**Extracted material**
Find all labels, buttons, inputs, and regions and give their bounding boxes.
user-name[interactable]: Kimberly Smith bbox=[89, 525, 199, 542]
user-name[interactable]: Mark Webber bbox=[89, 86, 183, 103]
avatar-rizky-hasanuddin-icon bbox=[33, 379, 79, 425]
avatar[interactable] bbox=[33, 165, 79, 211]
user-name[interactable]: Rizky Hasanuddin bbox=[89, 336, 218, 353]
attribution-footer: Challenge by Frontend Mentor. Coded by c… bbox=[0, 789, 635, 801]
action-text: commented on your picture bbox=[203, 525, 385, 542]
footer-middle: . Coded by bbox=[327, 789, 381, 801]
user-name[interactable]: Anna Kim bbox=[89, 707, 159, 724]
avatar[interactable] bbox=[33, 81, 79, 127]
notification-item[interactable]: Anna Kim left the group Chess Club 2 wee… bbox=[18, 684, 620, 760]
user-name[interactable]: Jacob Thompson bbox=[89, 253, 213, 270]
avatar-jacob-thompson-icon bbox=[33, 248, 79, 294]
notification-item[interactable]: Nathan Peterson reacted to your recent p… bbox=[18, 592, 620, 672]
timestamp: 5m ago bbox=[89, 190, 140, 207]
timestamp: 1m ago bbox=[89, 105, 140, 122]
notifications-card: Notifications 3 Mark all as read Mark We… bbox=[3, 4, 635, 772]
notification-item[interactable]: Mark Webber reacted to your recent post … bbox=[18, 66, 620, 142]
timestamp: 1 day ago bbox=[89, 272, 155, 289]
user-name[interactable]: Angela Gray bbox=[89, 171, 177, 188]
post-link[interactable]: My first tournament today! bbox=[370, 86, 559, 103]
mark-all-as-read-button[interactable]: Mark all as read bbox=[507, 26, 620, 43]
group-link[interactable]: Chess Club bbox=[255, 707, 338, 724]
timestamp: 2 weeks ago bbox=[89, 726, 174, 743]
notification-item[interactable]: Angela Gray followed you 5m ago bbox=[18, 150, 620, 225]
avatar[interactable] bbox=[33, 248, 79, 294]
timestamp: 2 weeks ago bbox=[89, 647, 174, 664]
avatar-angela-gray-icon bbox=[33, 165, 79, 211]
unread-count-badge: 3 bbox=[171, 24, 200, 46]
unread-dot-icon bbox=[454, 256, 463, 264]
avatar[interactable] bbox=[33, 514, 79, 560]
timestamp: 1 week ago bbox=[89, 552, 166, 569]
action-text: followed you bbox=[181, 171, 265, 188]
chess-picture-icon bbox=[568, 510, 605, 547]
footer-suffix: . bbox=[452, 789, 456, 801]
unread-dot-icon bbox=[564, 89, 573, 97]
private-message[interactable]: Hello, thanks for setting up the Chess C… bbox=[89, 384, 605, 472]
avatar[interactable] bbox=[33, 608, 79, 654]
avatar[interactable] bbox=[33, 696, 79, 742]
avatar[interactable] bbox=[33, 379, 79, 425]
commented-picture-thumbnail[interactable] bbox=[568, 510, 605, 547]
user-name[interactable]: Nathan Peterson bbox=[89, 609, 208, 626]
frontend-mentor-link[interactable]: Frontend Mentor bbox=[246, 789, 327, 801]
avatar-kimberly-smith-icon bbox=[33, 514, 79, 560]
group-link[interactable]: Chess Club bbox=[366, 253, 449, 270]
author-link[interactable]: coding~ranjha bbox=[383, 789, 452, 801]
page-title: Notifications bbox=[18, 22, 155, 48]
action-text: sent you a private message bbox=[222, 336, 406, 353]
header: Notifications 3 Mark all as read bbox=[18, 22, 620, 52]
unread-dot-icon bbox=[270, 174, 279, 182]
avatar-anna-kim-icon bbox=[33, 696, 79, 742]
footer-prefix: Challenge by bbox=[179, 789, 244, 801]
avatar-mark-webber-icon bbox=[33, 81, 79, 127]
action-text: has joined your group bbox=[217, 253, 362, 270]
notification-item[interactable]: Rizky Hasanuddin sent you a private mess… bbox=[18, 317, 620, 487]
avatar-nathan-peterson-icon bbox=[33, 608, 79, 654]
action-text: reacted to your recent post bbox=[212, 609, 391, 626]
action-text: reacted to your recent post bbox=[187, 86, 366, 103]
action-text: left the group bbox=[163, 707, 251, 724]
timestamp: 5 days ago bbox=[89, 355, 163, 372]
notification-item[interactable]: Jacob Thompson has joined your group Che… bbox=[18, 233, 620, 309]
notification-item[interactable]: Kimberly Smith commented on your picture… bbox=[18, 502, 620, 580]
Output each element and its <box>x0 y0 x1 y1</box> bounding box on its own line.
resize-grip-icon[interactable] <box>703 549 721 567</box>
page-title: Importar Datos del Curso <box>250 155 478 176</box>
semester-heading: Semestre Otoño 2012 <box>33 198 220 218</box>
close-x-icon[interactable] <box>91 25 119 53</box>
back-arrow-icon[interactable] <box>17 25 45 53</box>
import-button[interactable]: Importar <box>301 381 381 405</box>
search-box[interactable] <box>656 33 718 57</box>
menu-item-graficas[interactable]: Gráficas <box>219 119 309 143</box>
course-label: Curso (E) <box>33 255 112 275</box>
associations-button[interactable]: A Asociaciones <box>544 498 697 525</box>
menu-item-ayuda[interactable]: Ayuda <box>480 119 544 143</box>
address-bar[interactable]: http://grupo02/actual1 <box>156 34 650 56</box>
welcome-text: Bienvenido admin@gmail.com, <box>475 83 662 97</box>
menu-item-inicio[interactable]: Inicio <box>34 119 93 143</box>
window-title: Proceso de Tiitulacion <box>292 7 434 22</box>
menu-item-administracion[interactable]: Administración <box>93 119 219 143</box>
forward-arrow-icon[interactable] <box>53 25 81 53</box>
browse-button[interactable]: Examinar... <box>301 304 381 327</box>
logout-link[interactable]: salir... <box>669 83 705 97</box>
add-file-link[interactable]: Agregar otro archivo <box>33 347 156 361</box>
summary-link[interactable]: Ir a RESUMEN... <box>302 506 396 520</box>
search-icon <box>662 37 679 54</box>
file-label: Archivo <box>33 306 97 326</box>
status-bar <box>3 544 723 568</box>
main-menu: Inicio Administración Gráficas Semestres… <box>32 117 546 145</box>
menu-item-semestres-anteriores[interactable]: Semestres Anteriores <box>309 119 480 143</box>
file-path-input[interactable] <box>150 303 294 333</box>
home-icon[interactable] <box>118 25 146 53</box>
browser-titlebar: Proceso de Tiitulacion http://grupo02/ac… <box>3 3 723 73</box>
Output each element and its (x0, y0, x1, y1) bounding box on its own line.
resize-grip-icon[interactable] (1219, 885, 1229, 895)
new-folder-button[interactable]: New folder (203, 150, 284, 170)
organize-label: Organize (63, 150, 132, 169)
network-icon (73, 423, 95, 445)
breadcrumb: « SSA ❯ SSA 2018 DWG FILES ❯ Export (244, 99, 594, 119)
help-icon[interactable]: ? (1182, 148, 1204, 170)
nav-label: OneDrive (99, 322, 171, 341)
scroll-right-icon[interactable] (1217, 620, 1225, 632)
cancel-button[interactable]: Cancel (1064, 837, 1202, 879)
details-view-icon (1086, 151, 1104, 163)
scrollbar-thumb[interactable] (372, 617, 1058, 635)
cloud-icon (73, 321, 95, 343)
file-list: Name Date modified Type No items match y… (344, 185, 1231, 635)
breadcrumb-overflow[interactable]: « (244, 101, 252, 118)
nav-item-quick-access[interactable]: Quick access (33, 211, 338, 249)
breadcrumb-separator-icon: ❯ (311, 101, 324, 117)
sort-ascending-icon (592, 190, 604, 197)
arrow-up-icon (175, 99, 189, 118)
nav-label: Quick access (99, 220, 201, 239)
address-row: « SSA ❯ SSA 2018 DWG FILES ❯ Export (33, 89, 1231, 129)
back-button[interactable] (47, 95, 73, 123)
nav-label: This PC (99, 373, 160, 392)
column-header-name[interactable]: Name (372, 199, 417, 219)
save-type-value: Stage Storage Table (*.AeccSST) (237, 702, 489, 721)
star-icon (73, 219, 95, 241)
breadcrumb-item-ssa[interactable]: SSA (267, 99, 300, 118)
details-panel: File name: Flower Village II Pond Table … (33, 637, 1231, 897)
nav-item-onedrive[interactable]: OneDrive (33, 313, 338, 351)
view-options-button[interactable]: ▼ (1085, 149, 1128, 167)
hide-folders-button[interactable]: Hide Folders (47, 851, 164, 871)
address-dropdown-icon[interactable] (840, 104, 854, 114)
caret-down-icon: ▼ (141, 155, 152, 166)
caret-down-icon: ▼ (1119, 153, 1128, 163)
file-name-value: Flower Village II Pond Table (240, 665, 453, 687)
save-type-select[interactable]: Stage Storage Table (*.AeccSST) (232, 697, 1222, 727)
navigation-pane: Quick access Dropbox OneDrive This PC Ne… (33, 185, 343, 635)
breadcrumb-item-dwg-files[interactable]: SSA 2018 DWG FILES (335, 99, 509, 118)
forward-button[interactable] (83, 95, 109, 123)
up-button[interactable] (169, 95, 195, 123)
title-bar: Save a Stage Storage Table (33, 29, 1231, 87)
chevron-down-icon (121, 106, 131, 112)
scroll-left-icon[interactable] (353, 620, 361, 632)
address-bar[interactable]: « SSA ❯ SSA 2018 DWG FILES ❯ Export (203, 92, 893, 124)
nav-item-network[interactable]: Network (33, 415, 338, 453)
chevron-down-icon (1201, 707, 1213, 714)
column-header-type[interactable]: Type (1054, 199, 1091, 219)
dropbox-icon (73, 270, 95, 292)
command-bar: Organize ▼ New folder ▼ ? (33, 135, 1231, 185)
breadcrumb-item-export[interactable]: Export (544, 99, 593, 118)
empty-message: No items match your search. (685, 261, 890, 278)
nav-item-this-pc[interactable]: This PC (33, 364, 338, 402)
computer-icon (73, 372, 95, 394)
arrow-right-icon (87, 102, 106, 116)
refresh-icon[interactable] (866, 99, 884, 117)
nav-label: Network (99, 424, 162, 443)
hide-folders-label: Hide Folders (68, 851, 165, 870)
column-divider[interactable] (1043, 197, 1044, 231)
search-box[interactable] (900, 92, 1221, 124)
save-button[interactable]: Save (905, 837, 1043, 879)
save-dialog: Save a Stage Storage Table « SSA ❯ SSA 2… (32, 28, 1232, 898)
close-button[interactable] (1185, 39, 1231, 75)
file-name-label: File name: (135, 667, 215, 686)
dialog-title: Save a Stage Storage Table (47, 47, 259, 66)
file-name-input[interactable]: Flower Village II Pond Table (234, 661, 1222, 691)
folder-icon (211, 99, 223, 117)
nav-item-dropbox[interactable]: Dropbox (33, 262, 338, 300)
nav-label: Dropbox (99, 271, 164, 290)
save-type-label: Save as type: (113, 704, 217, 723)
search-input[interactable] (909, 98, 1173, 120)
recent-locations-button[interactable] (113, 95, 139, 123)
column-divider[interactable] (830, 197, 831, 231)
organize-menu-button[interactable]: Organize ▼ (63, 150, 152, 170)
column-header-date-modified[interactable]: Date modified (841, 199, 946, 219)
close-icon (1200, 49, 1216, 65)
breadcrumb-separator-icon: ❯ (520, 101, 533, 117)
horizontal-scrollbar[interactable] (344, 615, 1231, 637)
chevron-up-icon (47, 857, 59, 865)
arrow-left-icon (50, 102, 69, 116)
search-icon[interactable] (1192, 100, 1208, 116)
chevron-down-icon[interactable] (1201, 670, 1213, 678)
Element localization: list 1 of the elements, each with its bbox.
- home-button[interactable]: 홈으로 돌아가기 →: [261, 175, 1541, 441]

**What you are asked to do**
Write out the rows from the very first line through the line containing "avatar[interactable] bbox=[33, 81, 79, 127]", including both, with no changes.

**Exercise answer**
Find all labels, buttons, inputs, and regions and give their bounding boxes.
user-name[interactable]: Kimberly Smith bbox=[89, 525, 199, 542]
user-name[interactable]: Mark Webber bbox=[89, 86, 183, 103]
avatar-rizky-hasanuddin-icon bbox=[33, 379, 79, 425]
avatar[interactable] bbox=[33, 165, 79, 211]
user-name[interactable]: Rizky Hasanuddin bbox=[89, 336, 218, 353]
attribution-footer: Challenge by Frontend Mentor. Coded by c… bbox=[0, 789, 635, 801]
action-text: commented on your picture bbox=[203, 525, 385, 542]
footer-middle: . Coded by bbox=[327, 789, 381, 801]
user-name[interactable]: Anna Kim bbox=[89, 707, 159, 724]
avatar[interactable] bbox=[33, 81, 79, 127]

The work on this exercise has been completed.